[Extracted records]
+ + + + +

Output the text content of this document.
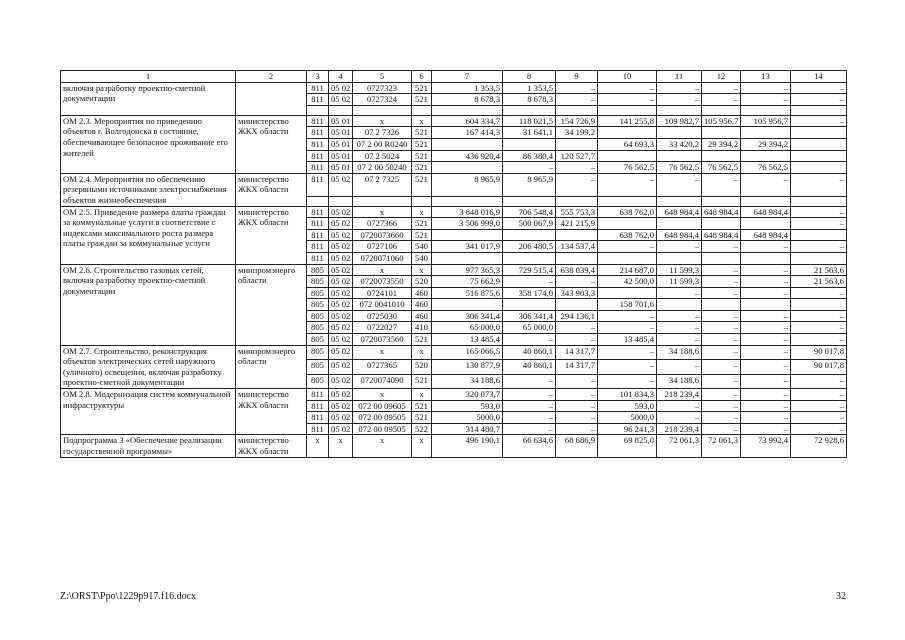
1	2	3	4	5	6	7	8	9	10	11	12	13	14
включая разработку проектно-сметной документации		811	05 02	0727323	521	1 353,5	1 353,5	–	–	–	–	–	–
		811	05 02	0727324	521	8 678,3	8 678,3	–	–	–	–	–	–

ОМ 2.3. Мероприятия по приведению объектов г. Волгодонска в состояние, обеспечивающее безопасное проживание его жителей	министерство ЖКХ области	811	05 01	х	х	604 334,7	118 021,5	154 726,9	141 255,8	109 982,7	105 956,7	105 956,7	–
		811	05 01	07 2 7326	521	167 414,3	31 641,1	34 199,2					
		811	05 01	07 2 00 R0240	521				64 693,3	33 420,2	29 394,2	29 394,2	
		811	05 01	07 2 5024	521	436 920,4	86 380,4	120 527,7					
		811	05 01	07 2 00 50240	521		–	–	76 562,5	76 562,5	76 562,5	76 562,5	
ОМ 2.4. Мероприятия по обеспечению резервными источниками электроснабжения объектов жизнеобеспечения	министерство ЖКХ области	811	05 02	07 2 7325	521	8 965,9	8 965,9	–	–	–	–	–	–

ОМ 2.5. Приведение размера платы граждан за коммунальные услуги в соответствие с индексами максимального роста размера платы граждан за коммунальные услуги	министерство ЖКХ области	811	05 02	х	х	3 848 016,9	706 548,4	555 753,3	638 762,0	648 984,4	648 984,4	648 984,4	–
		811	05 02	0727366	521	3 506 999,0	500 067,9	421 215,9					–
		811	05 02	0720073660	521				638 762,0	648 984,4	648 984,4	648 984,4	
		811	05 02	0727106	540	341 017,9	206 480,5	134 537,4	–	–	–	–	–
		811	05 02	0720071060	540								
ОМ 2.6. Строительство газовых сетей, включая разработку проектно-сметной документации	минпромэнерго области	805	05 02	х	х	977 365,3	729 515,4	638 039,4	214 687,0	11 599,3	–	–	21 563,6
		805	05 02	0720073550	520	75 662,9	–	–	42 500,0	11 599,3	–	–	21 563,6
		805	05 02	0724101	460	516 875,6	358 174,0	343 903,3		–	–	–	–
		805	05 02	072 0041010	460				158 701,6				
		805	05 02	0725030	460	306 341,4	306 341,4	294 136,1	–	–	–	–	–
		805	05 02	0722027	410	65 000,0	65 000,0	–	–	–	–	–	–
		805	05 02	0720073560	521	13 485,4	–	–	13 485,4	–	–	–	–
ОМ 2.7. Строительство, реконструкция объектов электрических сетей наружного (уличного) освещения, включая разработку проектно-сметной документации	минпромэнерго области	805	05 02	х	х	165 066,5	40 860,1	14 317,7	–	34 188,6	–	–	90 017,8
		805	05 02	0727365	520	130 877,9	40 860,1	14 317,7	–	–	–	–	90 017,8
		805	05 02	0720074090	521	34 188,6	–	–	–	34 188,6	–	–	–
ОМ 2.8. Модернизация систем коммунальной инфраструктуры	министерство ЖКХ области	811	05 02	х	х	320 073,7	–	–	101 834,3	218 239,4	–	–	–
		811	05 02	072 00 09605	521	593,0	–	–	593,0	–	–	–	–
		811	05 02	072 00 09505	521	5000,0	–	–	5000,0	–	–	–	–
		811	05 02	072 00 09505	522	314 480,7	–	–	96 241,3	218 239,4	–	–	–
Подпрограмма 3 «Обеспечение реализации государственной программы»	министерство ЖКХ области	х	х	х	х	496 190,1	66 634,6	68 686,9	69 825,0	72 061,3	72 061,3	73 992,4	72 928,6
Z:\ORST\Ppo\1229p917.f16.docx	32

+ + + + +

Instructions to follow:
Track down all lines above with the string "сетей" and copy them.

Task answer:
ОМ 2.6. Строительство газовых сетей, включая разработку проектно-сметной документации	минпромэнерго области	805	05 02	х	х	977 365,3	729 515,4	638 039,4	214 687,0	11 599,3	–	–	21 563,6
ОМ 2.7. Строительство, реконструкция объектов электрических сетей наружного (уличного) освещения, включая разработку проектно-сметной документации	минпромэнерго области	805	05 02	х	х	165 066,5	40 860,1	14 317,7	–	34 188,6	–	–	90 017,8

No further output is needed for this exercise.